Yes, exactly. Plus, the download directory on the client side would
retain any relative path relationships among the JARs in the EAR. If
the application.xml said the app client was at x/y/appclient1.jar then
the download directory would contain an x/y subtree which in turn
contained appclient1.jar. Same for the EAR's library directory and
other JARs on which the app client depends via the Class-Path entry in
its manifest.

>
> Would appclient1.jar and appclient2.jar be exactly the original versions
> from my ear file? I assume not. I assume you're processing them in
> some way to at least add the information the ACC needs to start the app.
Very interesting question.

We could "cook" the app client JAR, replacing its manifest to augment
the Class-Path with any JARs in the EAR's library directory and adding
to the JAR any generated stub .class files. (Generating stubs is not
the default, but at least in v2 the user can opt for this at deployment
time. I assume we'll keep that as an option in v3.)

I am a bit nervous about that approach, for two reasons.

One, the repackaging would happen during deployment (as the "cooked" JAR
generation does in v2) and I don't really know how much it would cost to
replace the manifest and/or add stub classes working with a large JAR.
I would expect that most app client JARs are relatively small anyway, so
this may not be a big concern but it's there.

Two, the developer might have signed the app client JAR. By cooking it
we would place unsigned entries in the originally-signed JAR, or perhaps
we could try signing the new entries with the domain's cert or one of
the administrator's choosing. (I'm not sure at this point if either of
those would work, by the way. I need to look into that further.) But
even if they do work, cooking the signed JAR would change the nature of
the assurance that the original signing by the developer was intended to
provide.

Plus, to me it seems a cleaner solution if we can completely avoid
changing the developer's files.

An alternative which avoids both potential problems: Download the
developer's appclient1.jar as appclient1.__gf__.jar (we'd make sure the
name is unique and predictable and unchanging - these characteristics
are important for Java Web Start caching). Generate a new, tiny
appclient1.jar. Its manifest would be the original app client JAR's
manifest with

1. the Class-Path adjusted to add references to the renamed original app
client JAR and any JARs in the EAR's library directory, and
2. its Main-Class entry assigned as we chose. (More about that below.)

and the new JAR would contain any generated stubs.

Generating this new, tiny JAR will be fast and will not depend on the
size of JARs from the developer. It also avoids the issue with a
possibly signed app client JAR.

The end-user would launch appclient1.jar, not needing to know that it's
not the original developer's appclient1.jar. This is the same end-user
experience as in v2, although accomplished quite differently, in which
the generated app client JAR has the same name but quite different
format and content from the original one from the developer.
>
> I also assume that appclient1.jar and appclient2.jar would have
> Class-Path
> manifest entries that reference common.jar, correct? So if I run them in
> place (or copy the entire download directory), the dependencies will be
> found.

STORED DATA
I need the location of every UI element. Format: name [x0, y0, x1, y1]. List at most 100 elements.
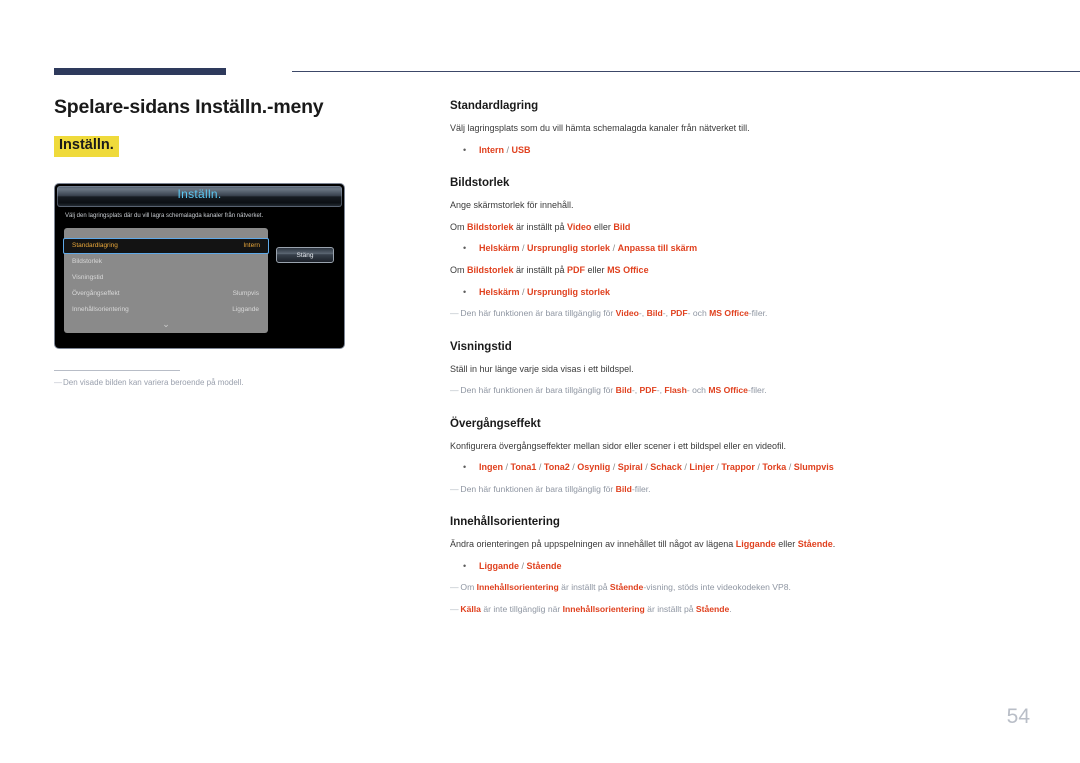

BRIEF 1
In the forum post's proposed alternative, under what name would the developer's appclient1.jar be downloaded?
BRIEF 2
Summarize the forum post in three sentences.
BRIEF 3
Repeat the part of the forum post starting with "I am a bit nervous" and going on through "but it's there.".

FULL RESPONSE 1
It would be downloaded as appclient1.__gf__.jar.

FULL RESPONSE 2
The client-side download directory would keep any relative path relationships among the JARs in the EAR. The writer considers "cooking" the app client JAR by replacing its manifest and adding generated stubs, but is nervous about how costly this could be for large JARs during deployment and about altering a JAR the developer may have signed. As an alternative, the original JAR would be downloaded under a unique, predictable name, and a new, tiny appclient1.jar would be generated with an adjusted Class-Path and Main-Class plus any generated stubs, which is fast and avoids the signing issue.

FULL RESPONSE 3
I am a bit nervous about that approach, for two reasons.

One, the repackaging would happen during deployment (as the "cooked" JAR
generation does in v2) and I don't really know how much it would cost to
replace the manifest and/or add stub classes working with a large JAR.
I would expect that most app client JARs are relatively small anyway, so
this may not be a big concern but it's there.